*What the task requires*
What lines of the data hold the string "Capacity"? Pull each one out.

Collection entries
►
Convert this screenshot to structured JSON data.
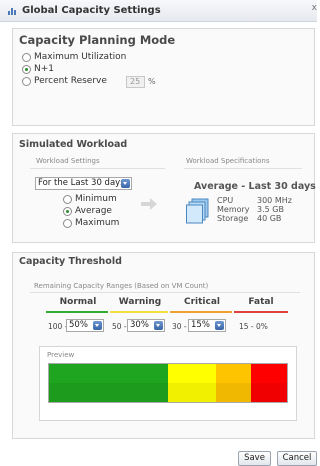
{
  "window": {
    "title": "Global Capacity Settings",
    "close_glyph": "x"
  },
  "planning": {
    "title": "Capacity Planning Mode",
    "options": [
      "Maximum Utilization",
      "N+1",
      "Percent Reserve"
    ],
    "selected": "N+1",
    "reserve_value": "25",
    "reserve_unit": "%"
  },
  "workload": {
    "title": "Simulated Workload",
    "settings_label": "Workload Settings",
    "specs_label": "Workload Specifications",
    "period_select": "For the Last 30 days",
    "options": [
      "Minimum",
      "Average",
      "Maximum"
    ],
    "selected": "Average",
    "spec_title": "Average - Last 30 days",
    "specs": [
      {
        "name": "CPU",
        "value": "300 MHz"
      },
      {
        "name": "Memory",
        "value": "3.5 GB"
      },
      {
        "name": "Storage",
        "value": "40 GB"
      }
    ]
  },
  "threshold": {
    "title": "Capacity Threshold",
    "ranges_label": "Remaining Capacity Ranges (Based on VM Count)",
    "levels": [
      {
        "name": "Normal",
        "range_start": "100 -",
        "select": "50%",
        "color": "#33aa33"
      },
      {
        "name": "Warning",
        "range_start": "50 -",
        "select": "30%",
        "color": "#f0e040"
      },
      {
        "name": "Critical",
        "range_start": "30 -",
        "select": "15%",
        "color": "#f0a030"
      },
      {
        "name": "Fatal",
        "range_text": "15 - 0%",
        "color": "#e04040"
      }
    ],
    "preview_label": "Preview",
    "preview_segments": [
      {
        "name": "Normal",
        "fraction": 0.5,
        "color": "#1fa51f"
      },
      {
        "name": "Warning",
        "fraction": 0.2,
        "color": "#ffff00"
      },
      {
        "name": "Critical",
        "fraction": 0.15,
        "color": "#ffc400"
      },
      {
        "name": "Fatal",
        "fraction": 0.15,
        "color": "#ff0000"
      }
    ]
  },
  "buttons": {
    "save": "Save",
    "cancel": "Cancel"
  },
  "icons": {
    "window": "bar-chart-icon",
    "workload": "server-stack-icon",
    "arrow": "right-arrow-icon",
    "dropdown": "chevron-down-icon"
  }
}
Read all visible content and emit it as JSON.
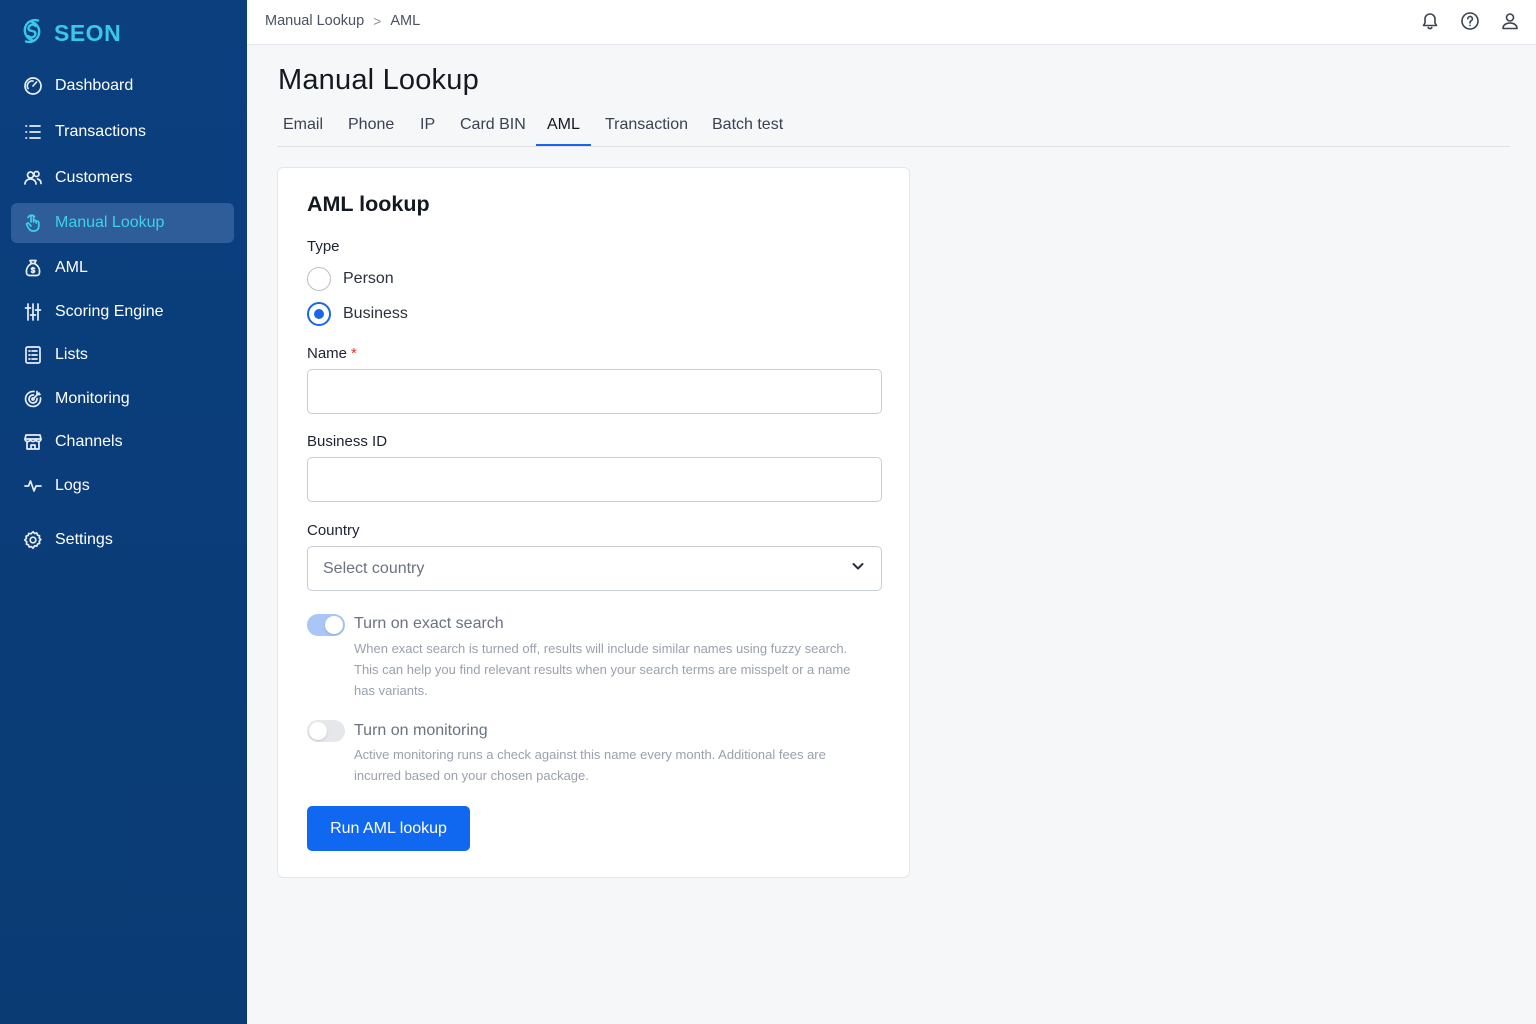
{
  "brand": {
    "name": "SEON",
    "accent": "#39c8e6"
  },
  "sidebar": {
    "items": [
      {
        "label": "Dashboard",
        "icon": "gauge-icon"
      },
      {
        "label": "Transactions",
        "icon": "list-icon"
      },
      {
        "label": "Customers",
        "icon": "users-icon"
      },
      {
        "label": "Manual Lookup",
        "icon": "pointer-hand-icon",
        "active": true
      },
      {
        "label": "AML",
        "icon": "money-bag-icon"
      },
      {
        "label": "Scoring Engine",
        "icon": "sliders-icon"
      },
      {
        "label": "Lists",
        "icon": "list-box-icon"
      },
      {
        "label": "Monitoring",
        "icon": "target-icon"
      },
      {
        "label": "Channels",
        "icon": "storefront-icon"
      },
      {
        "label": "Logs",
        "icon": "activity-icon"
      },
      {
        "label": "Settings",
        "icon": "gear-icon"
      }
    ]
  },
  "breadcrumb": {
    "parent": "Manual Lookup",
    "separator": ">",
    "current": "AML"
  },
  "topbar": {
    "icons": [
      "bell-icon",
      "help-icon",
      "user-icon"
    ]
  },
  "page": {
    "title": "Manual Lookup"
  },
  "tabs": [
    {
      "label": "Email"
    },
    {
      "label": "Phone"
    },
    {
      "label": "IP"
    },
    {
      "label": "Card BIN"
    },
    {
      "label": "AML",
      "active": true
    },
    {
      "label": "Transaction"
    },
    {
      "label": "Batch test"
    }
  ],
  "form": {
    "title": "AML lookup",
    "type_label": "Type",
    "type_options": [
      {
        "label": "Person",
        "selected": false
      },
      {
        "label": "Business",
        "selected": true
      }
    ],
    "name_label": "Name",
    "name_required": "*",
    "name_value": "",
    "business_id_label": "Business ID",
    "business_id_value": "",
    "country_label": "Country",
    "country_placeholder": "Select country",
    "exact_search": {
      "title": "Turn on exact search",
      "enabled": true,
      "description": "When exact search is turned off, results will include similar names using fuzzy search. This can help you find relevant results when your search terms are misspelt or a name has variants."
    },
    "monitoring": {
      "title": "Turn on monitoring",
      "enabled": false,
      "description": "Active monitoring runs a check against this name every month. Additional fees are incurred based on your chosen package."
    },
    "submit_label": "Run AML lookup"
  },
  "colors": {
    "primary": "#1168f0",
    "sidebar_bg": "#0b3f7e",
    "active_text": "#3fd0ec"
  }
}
◄
*Response to the exercise*
    "title": "Global Capacity Settings",
    "title": "Capacity Planning Mode",
    "title": "Capacity Threshold",
    "ranges_label": "Remaining Capacity Ranges (Based on VM Count)",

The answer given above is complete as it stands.